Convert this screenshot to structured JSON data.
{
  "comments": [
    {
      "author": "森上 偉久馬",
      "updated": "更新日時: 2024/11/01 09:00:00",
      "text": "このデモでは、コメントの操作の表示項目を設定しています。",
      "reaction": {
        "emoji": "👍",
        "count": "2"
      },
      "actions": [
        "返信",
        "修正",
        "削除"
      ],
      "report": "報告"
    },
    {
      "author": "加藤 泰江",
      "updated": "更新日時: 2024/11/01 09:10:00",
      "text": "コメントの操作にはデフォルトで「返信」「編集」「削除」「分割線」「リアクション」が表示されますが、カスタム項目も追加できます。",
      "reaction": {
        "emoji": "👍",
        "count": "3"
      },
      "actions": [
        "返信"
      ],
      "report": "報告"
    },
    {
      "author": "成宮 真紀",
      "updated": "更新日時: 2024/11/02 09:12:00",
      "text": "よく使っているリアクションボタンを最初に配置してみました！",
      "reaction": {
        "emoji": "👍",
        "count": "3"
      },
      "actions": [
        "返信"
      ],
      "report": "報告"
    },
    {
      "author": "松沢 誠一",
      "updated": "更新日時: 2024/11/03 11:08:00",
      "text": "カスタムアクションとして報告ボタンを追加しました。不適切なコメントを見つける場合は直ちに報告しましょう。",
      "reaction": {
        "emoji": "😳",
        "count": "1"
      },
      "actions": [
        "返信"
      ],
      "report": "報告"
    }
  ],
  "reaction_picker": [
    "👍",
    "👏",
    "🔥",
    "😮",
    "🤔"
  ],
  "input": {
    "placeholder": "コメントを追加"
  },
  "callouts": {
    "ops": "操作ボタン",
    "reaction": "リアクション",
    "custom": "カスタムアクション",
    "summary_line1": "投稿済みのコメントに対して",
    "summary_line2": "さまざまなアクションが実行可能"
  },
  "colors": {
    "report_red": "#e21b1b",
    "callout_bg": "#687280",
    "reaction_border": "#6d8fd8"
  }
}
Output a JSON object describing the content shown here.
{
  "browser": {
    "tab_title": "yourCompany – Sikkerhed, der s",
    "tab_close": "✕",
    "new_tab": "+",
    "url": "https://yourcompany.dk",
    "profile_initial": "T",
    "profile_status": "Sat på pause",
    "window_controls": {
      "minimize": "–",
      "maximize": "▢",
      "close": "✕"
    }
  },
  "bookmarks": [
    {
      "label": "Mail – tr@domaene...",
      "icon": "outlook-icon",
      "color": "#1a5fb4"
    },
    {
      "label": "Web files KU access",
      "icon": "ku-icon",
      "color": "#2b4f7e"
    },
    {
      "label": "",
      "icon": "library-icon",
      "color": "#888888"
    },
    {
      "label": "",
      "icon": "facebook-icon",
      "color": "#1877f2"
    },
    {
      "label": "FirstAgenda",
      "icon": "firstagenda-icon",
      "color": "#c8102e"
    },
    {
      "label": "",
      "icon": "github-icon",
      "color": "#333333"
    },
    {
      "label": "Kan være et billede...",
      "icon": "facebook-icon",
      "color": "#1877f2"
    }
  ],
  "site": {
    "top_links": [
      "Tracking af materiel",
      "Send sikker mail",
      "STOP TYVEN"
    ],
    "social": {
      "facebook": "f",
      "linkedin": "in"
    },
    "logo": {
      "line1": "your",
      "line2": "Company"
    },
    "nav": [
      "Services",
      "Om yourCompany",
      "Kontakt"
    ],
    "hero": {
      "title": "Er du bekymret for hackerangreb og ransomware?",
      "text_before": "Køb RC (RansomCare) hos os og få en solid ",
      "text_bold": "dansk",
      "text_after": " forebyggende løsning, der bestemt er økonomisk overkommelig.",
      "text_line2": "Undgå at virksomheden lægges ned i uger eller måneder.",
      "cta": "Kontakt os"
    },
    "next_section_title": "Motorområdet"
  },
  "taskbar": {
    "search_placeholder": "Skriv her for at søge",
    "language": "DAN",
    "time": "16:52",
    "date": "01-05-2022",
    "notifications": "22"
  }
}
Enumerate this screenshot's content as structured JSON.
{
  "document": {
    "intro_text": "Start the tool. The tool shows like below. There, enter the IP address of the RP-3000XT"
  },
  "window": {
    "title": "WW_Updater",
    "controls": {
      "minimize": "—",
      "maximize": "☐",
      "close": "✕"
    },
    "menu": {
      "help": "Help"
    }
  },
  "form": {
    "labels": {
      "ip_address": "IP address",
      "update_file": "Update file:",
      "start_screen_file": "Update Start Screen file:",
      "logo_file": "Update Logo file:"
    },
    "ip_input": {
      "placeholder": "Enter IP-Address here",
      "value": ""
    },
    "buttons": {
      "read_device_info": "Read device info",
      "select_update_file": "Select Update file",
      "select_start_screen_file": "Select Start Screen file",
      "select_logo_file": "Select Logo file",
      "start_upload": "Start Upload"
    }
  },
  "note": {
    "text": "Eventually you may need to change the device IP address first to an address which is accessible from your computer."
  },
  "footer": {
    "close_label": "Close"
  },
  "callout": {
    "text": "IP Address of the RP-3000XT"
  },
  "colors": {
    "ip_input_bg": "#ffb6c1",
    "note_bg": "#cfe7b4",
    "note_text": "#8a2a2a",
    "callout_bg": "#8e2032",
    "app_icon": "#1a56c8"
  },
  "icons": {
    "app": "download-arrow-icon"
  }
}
*****
Directions:
Return each line of the records above exactly as it reads.

Solution to this problem:
Convert this screenshot to structured JSON data.
{
  "comments": [
    {
      "author": "森上 偉久馬",
      "updated": "更新日時: 2024/11/01 09:00:00",
      "text": "このデモでは、コメントの操作の表示項目を設定しています。",
      "reaction": {
        "emoji": "👍",
        "count": "2"
      },
      "actions": [
        "返信",
        "修正",
        "削除"
      ],
      "report": "報告"
    },
    {
      "author": "加藤 泰江",
      "updated": "更新日時: 2024/11/01 09:10:00",
      "text": "コメントの操作にはデフォルトで「返信」「編集」「削除」「分割線」「リアクション」が表示されますが、カスタム項目も追加できます。",
      "reaction": {
        "emoji": "👍",
        "count": "3"
      },
      "actions": [
        "返信"
      ],
      "report": "報告"
    },
    {
      "author": "成宮 真紀",
      "updated": "更新日時: 2024/11/02 09:12:00",
      "text": "よく使っているリアクションボタンを最初に配置してみました！",
      "reaction": {
        "emoji": "👍",
        "count": "3"
      },
      "actions": [
        "返信"
      ],
      "report": "報告"
    },
    {
      "author": "松沢 誠一",
      "updated": "更新日時: 2024/11/03 11:08:00",
      "text": "カスタムアクションとして報告ボタンを追加しました。不適切なコメントを見つける場合は直ちに報告しましょう。",
      "reaction": {
        "emoji": "😳",
        "count": "1"
      },
      "actions": [
        "返信"
      ],
      "report": "報告"
    }
  ],
  "reaction_picker": [
    "👍",
    "👏",
    "🔥",
    "😮",
    "🤔"
  ],
  "input": {
    "placeholder": "コメントを追加"
  },
  "callouts": {
    "ops": "操作ボタン",
    "reaction": "リアクション",
    "custom": "カスタムアクション",
    "summary_line1": "投稿済みのコメントに対して",
    "summary_line2": "さまざまなアクションが実行可能"
  },
  "colors": {
    "report_red": "#e21b1b",
    "callout_bg": "#687280",
    "reaction_border": "#6d8fd8"
  }
}
Output a JSON object describing the content shown here.
{
  "browser": {
    "tab_title": "yourCompany – Sikkerhed, der s",
    "tab_close": "✕",
    "new_tab": "+",
    "url": "https://yourcompany.dk",
    "profile_initial": "T",
    "profile_status": "Sat på pause",
    "window_controls": {
      "minimize": "–",
      "maximize": "▢",
      "close": "✕"
    }
  },
  "bookmarks": [
    {
      "label": "Mail – tr@domaene...",
      "icon": "outlook-icon",
      "color": "#1a5fb4"
    },
    {
      "label": "Web files KU access",
      "icon": "ku-icon",
      "color": "#2b4f7e"
    },
    {
      "label": "",
      "icon": "library-icon",
      "color": "#888888"
    },
    {
      "label": "",
      "icon": "facebook-icon",
      "color": "#1877f2"
    },
    {
      "label": "FirstAgenda",
      "icon": "firstagenda-icon",
      "color": "#c8102e"
    },
    {
      "label": "",
      "icon": "github-icon",
      "color": "#333333"
    },
    {
      "label": "Kan være et billede...",
      "icon": "facebook-icon",
      "color": "#1877f2"
    }
  ],
  "site": {
    "top_links": [
      "Tracking af materiel",
      "Send sikker mail",
      "STOP TYVEN"
    ],
    "social": {
      "facebook": "f",
      "linkedin": "in"
    },
    "logo": {
      "line1": "your",
      "line2": "Company"
    },
    "nav": [
      "Services",
      "Om yourCompany",
      "Kontakt"
    ],
    "hero": {
      "title": "Er du bekymret for hackerangreb og ransomware?",
      "text_before": "Køb RC (RansomCare) hos os og få en solid ",
      "text_bold": "dansk",
      "text_after": " forebyggende løsning, der bestemt er økonomisk overkommelig.",
      "text_line2": "Undgå at virksomheden lægges ned i uger eller måneder.",
      "cta": "Kontakt os"
    },
    "next_section_title": "Motorområdet"
  },
  "taskbar": {
    "search_placeholder": "Skriv her for at søge",
    "language": "DAN",
    "time": "16:52",
    "date": "01-05-2022",
    "notifications": "22"
  }
}
Enumerate this screenshot's content as structured JSON.
{
  "document": {
    "intro_text": "Start the tool. The tool shows like below. There, enter the IP address of the RP-3000XT"
  },
  "window": {
    "title": "WW_Updater",
    "controls": {
      "minimize": "—",
      "maximize": "☐",
      "close": "✕"
    },
    "menu": {
      "help": "Help"
    }
  },
  "form": {
    "labels": {
      "ip_address": "IP address",
      "update_file": "Update file:",
      "start_screen_file": "Update Start Screen file:",
      "logo_file": "Update Logo file:"
    },
    "ip_input": {
      "placeholder": "Enter IP-Address here",
      "value": ""
    },
    "buttons": {
      "read_device_info": "Read device info",
      "select_update_file": "Select Update file",
      "select_start_screen_file": "Select Start Screen file",
      "select_logo_file": "Select Logo file",
      "start_upload": "Start Upload"
    }
  },
  "note": {
    "text": "Eventually you may need to change the device IP address first to an address which is accessible from your computer."
  },
  "footer": {
    "close_label": "Close"
  },
  "callout": {
    "text": "IP Address of the RP-3000XT"
  },
  "colors": {
    "ip_input_bg": "#ffb6c1",
    "note_bg": "#cfe7b4",
    "note_text": "#8a2a2a",
    "callout_bg": "#8e2032",
    "app_icon": "#1a56c8"
  },
  "icons": {
    "app": "download-arrow-icon"
  }
}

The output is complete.